[Goal]: Search the material and gather each line with "essere" in it.

[Records shown]:

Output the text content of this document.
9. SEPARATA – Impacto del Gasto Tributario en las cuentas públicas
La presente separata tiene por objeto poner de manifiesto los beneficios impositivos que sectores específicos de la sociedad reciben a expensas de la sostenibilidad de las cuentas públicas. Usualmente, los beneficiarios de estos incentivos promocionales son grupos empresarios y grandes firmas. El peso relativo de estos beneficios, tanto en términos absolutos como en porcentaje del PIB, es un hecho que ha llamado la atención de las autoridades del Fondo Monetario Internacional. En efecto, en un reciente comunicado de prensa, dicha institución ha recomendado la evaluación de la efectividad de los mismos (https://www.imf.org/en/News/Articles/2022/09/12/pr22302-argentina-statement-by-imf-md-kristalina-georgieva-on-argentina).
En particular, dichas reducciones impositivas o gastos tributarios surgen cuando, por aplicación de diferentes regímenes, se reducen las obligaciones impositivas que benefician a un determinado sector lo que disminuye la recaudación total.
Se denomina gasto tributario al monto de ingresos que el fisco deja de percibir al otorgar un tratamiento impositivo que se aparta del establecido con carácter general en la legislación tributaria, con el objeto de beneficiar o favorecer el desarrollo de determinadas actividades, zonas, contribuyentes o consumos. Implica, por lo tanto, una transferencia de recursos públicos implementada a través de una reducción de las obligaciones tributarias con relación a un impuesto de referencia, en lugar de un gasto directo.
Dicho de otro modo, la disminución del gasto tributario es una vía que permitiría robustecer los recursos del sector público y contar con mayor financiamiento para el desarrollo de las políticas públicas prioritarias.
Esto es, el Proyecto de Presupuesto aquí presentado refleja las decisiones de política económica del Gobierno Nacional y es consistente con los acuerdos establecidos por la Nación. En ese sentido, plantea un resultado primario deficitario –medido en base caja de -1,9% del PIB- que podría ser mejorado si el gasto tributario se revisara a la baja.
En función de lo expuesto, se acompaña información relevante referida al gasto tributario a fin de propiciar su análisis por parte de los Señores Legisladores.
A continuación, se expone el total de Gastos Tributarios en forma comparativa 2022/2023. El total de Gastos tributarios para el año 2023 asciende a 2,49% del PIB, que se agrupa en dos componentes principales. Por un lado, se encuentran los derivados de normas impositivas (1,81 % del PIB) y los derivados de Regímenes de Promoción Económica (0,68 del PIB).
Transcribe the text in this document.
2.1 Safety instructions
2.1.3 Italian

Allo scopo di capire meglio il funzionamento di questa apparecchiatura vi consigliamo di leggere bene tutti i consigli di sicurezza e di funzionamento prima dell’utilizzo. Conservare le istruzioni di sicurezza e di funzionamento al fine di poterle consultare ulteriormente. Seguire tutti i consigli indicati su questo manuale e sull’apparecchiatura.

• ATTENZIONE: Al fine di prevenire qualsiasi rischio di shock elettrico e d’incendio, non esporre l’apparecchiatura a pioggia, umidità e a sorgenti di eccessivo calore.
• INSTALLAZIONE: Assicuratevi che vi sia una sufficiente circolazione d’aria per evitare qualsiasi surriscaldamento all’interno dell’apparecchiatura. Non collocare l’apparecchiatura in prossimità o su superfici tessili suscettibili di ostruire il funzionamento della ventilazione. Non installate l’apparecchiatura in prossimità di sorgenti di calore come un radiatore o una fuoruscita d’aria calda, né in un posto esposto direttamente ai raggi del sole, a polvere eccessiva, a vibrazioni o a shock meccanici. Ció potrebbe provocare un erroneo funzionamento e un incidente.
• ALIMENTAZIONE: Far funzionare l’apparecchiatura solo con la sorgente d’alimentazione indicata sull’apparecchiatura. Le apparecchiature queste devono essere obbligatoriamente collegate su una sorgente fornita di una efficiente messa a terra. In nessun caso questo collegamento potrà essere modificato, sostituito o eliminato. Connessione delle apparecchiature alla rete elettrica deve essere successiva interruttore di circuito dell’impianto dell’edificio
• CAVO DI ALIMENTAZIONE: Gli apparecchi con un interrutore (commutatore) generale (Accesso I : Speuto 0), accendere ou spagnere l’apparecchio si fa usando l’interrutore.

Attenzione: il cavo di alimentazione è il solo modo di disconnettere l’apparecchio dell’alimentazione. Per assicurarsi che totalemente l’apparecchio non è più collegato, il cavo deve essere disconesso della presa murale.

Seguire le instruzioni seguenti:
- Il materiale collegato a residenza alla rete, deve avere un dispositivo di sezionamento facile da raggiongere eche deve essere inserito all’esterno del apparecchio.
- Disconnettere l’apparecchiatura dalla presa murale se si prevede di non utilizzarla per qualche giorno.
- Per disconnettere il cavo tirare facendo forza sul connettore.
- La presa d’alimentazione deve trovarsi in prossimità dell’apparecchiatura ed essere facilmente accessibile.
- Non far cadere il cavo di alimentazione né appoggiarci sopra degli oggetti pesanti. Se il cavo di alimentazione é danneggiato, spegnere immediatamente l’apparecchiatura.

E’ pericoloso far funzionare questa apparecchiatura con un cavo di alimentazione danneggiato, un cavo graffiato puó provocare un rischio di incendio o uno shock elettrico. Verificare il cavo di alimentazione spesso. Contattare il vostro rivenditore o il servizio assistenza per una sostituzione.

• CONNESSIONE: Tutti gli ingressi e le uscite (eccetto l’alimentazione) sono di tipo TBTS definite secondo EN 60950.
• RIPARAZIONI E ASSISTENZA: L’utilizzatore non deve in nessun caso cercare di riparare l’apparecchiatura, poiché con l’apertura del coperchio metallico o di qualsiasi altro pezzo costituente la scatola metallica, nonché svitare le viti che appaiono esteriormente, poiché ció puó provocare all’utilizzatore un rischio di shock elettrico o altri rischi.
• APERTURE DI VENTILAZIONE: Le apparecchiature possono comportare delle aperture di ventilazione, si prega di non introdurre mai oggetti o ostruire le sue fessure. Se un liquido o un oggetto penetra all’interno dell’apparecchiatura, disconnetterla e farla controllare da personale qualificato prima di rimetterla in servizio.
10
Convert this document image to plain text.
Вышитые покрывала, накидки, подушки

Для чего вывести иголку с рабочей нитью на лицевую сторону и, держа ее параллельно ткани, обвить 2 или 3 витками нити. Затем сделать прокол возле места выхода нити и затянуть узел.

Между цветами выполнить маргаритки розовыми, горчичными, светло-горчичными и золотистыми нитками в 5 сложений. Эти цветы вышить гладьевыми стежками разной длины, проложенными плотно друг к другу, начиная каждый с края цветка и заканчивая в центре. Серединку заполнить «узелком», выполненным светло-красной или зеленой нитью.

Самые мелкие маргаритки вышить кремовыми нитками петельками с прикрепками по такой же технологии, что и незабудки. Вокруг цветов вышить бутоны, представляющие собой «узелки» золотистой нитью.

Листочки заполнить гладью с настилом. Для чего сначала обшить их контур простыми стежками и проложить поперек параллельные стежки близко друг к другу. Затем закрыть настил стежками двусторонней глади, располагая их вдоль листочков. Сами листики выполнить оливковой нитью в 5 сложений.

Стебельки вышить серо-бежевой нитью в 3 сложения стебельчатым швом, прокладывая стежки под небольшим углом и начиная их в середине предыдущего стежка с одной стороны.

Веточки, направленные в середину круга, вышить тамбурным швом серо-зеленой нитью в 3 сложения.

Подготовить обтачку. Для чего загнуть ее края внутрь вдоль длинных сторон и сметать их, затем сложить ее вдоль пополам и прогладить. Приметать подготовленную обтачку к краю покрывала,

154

[Answer to the task]:
• ALIMENTAZIONE: Far funzionare l’apparecchiatura solo con la sorgente d’alimentazione indicata sull’apparecchiatura. Le apparecchiature queste devono essere obbligatoriamente collegate su una sorgente fornita di una efficiente messa a terra. In nessun caso questo collegamento potrà essere modificato, sostituito o eliminato. Connessione delle apparecchiature alla rete elettrica deve essere successiva interruttore di circuito dell’impianto dell’edificio
Attenzione: il cavo di alimentazione è il solo modo di disconnettere l’apparecchio dell’alimentazione. Per assicurarsi che totalemente l’apparecchio non è più collegato, il cavo deve essere disconesso della presa murale.
- Il materiale collegato a residenza alla rete, deve avere un dispositivo di sezionamento facile da raggiongere eche deve essere inserito all’esterno del apparecchio.
- La presa d’alimentazione deve trovarsi in prossimità dell’apparecchiatura ed essere facilmente accessibile.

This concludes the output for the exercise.